● Figure record listings:
********

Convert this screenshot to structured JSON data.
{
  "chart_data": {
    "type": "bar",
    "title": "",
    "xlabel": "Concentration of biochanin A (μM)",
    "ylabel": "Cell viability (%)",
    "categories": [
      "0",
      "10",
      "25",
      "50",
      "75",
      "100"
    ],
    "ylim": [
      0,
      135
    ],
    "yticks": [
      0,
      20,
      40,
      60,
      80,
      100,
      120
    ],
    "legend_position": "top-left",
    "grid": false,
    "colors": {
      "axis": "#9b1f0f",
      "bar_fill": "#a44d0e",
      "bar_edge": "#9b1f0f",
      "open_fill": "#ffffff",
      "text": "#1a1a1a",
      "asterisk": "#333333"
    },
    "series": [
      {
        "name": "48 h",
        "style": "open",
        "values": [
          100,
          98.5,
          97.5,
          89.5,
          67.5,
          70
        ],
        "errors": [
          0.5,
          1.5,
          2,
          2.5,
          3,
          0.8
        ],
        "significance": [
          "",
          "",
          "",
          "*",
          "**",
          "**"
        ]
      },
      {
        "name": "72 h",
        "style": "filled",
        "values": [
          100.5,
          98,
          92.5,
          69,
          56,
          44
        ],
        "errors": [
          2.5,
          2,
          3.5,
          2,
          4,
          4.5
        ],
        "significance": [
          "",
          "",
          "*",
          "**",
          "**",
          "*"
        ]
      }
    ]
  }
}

********

● Set exercise:
Restate the data above word for word.

● The solution:
Convert this screenshot to structured JSON data.
{
  "chart_data": {
    "type": "bar",
    "title": "",
    "xlabel": "Concentration of biochanin A (μM)",
    "ylabel": "Cell viability (%)",
    "categories": [
      "0",
      "10",
      "25",
      "50",
      "75",
      "100"
    ],
    "ylim": [
      0,
      135
    ],
    "yticks": [
      0,
      20,
      40,
      60,
      80,
      100,
      120
    ],
    "legend_position": "top-left",
    "grid": false,
    "colors": {
      "axis": "#9b1f0f",
      "bar_fill": "#a44d0e",
      "bar_edge": "#9b1f0f",
      "open_fill": "#ffffff",
      "text": "#1a1a1a",
      "asterisk": "#333333"
    },
    "series": [
      {
        "name": "48 h",
        "style": "open",
        "values": [
          100,
          98.5,
          97.5,
          89.5,
          67.5,
          70
        ],
        "errors": [
          0.5,
          1.5,
          2,
          2.5,
          3,
          0.8
        ],
        "significance": [
          "",
          "",
          "",
          "*",
          "**",
          "**"
        ]
      },
      {
        "name": "72 h",
        "style": "filled",
        "values": [
          100.5,
          98,
          92.5,
          69,
          56,
          44
        ],
        "errors": [
          2.5,
          2,
          3.5,
          2,
          4,
          4.5
        ],
        "significance": [
          "",
          "",
          "*",
          "**",
          "**",
          "*"
        ]
      }
    ]
  }
}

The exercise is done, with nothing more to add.